▶ Exercise requirements
Reproduce all the entries exactly and keep the pictures out.
^^^^^^^^
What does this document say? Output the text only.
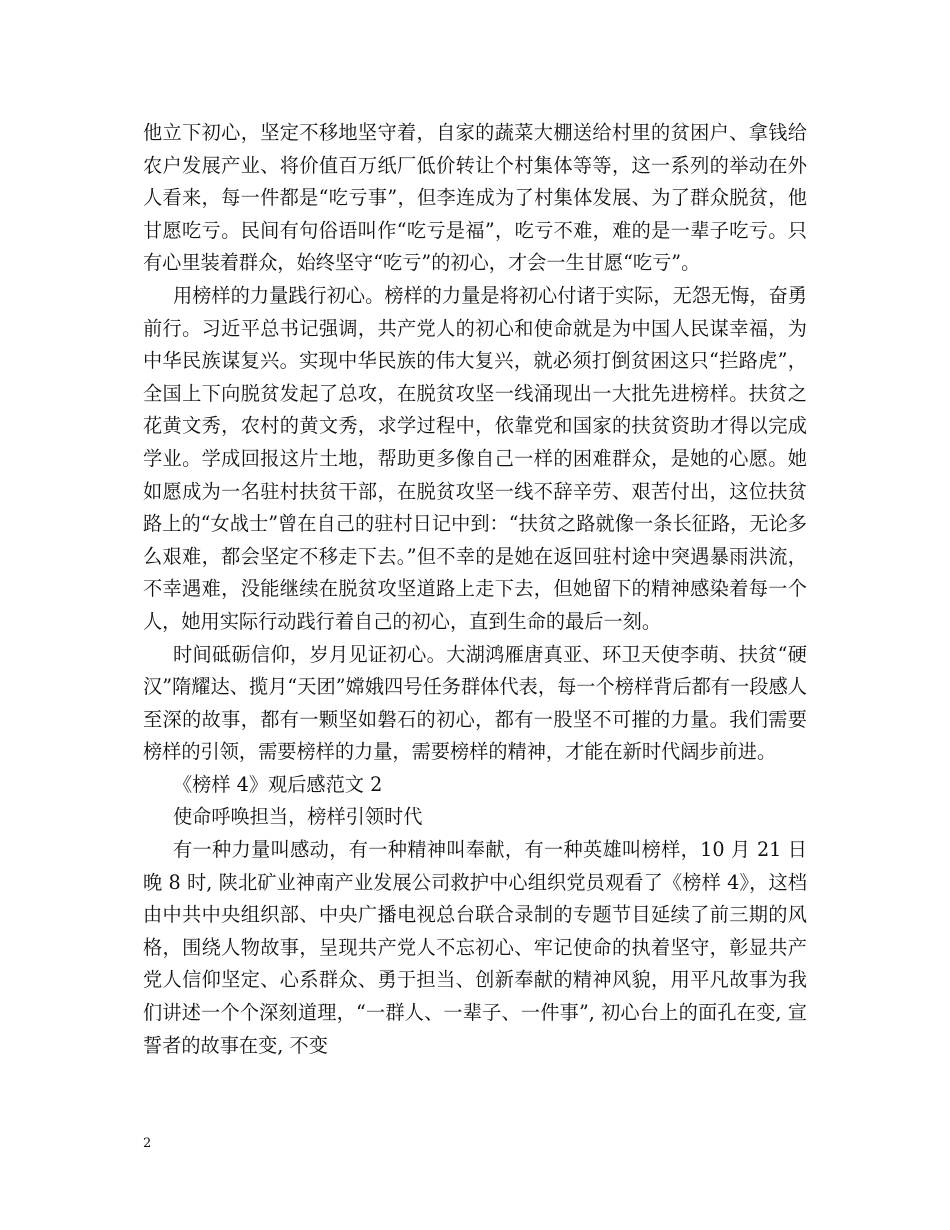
他立下初心，坚定不移地坚守着，自家的蔬菜大棚送给村里的贫困户、拿钱给农户发展产业、将价值百万纸厂低价转让个村集体等等，这一系列的举动在外人看来，每一件都是“吃亏事”，但李连成为了村集体发展、为了群众脱贫，他甘愿吃亏。民间有句俗语叫作“吃亏是福”，吃亏不难，难的是一辈子吃亏。只有心里装着群众，始终坚守“吃亏”的初心，才会一生甘愿“吃亏”。

用榜样的力量践行初心。榜样的力量是将初心付诸于实际，无怨无悔，奋勇前行。习近平总书记强调，共产党人的初心和使命就是为中国人民谋幸福，为中华民族谋复兴。实现中华民族的伟大复兴，就必须打倒贫困这只“拦路虎”，全国上下向脱贫发起了总攻，在脱贫攻坚一线涌现出一大批先进榜样。扶贫之花黄文秀，农村的黄文秀，求学过程中，依靠党和国家的扶贫资助才得以完成学业。学成回报这片土地，帮助更多像自己一样的困难群众，是她的心愿。她如愿成为一名驻村扶贫干部，在脱贫攻坚一线不辞辛劳、艰苦付出，这位扶贫路上的“女战士”曾在自己的驻村日记中到：“扶贫之路就像一条长征路，无论多么艰难，都会坚定不移走下去。”但不幸的是她在返回驻村途中突遇暴雨洪流，不幸遇难，没能继续在脱贫攻坚道路上走下去，但她留下的精神感染着每一个人，她用实际行动践行着自己的初心，直到生命的最后一刻。

时间砥砺信仰，岁月见证初心。大湖鸿雁唐真亚、环卫天使李萌、扶贫“硬汉”隋耀达、揽月“天团”嫦娥四号任务群体代表，每一个榜样背后都有一段感人至深的故事，都有一颗坚如磐石的初心，都有一股坚不可摧的力量。我们需要榜样的引领，需要榜样的力量，需要榜样的精神，才能在新时代阔步前进。

《榜样 4》观后感范文 2

使命呼唤担当，榜样引领时代

有一种力量叫感动，有一种精神叫奉献，有一种英雄叫榜样，10 月 21 日晚 8 时, 陕北矿业神南产业发展公司救护中心组织党员观看了《榜样 4》，这档由中共中央组织部、中央广播电视总台联合录制的专题节目延续了前三期的风格，围绕人物故事，呈现共产党人不忘初心、牢记使命的执着坚守，彰显共产党人信仰坚定、心系群众、勇于担当、创新奉献的精神风貌，用平凡故事为我们讲述一个个深刻道理，“一群人、一辈子、一件事”, 初心台上的面孔在变, 宣誓者的故事在变, 不变

2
^^^^^^^^
▶ Exercise solution
What does this document say? Output the text only.
他立下初心，坚定不移地坚守着，自家的蔬菜大棚送给村里的贫困户、拿钱给农户发展产业、将价值百万纸厂低价转让个村集体等等，这一系列的举动在外人看来，每一件都是“吃亏事”，但李连成为了村集体发展、为了群众脱贫，他甘愿吃亏。民间有句俗语叫作“吃亏是福”，吃亏不难，难的是一辈子吃亏。只有心里装着群众，始终坚守“吃亏”的初心，才会一生甘愿“吃亏”。

用榜样的力量践行初心。榜样的力量是将初心付诸于实际，无怨无悔，奋勇前行。习近平总书记强调，共产党人的初心和使命就是为中国人民谋幸福，为中华民族谋复兴。实现中华民族的伟大复兴，就必须打倒贫困这只“拦路虎”，全国上下向脱贫发起了总攻，在脱贫攻坚一线涌现出一大批先进榜样。扶贫之花黄文秀，农村的黄文秀，求学过程中，依靠党和国家的扶贫资助才得以完成学业。学成回报这片土地，帮助更多像自己一样的困难群众，是她的心愿。她如愿成为一名驻村扶贫干部，在脱贫攻坚一线不辞辛劳、艰苦付出，这位扶贫路上的“女战士”曾在自己的驻村日记中到：“扶贫之路就像一条长征路，无论多么艰难，都会坚定不移走下去。”但不幸的是她在返回驻村途中突遇暴雨洪流，不幸遇难，没能继续在脱贫攻坚道路上走下去，但她留下的精神感染着每一个人，她用实际行动践行着自己的初心，直到生命的最后一刻。

时间砥砺信仰，岁月见证初心。大湖鸿雁唐真亚、环卫天使李萌、扶贫“硬汉”隋耀达、揽月“天团”嫦娥四号任务群体代表，每一个榜样背后都有一段感人至深的故事，都有一颗坚如磐石的初心，都有一股坚不可摧的力量。我们需要榜样的引领，需要榜样的力量，需要榜样的精神，才能在新时代阔步前进。

《榜样 4》观后感范文 2

使命呼唤担当，榜样引领时代

有一种力量叫感动，有一种精神叫奉献，有一种英雄叫榜样，10 月 21 日晚 8 时, 陕北矿业神南产业发展公司救护中心组织党员观看了《榜样 4》，这档由中共中央组织部、中央广播电视总台联合录制的专题节目延续了前三期的风格，围绕人物故事，呈现共产党人不忘初心、牢记使命的执着坚守，彰显共产党人信仰坚定、心系群众、勇于担当、创新奉献的精神风貌，用平凡故事为我们讲述一个个深刻道理，“一群人、一辈子、一件事”, 初心台上的面孔在变, 宣誓者的故事在变, 不变

2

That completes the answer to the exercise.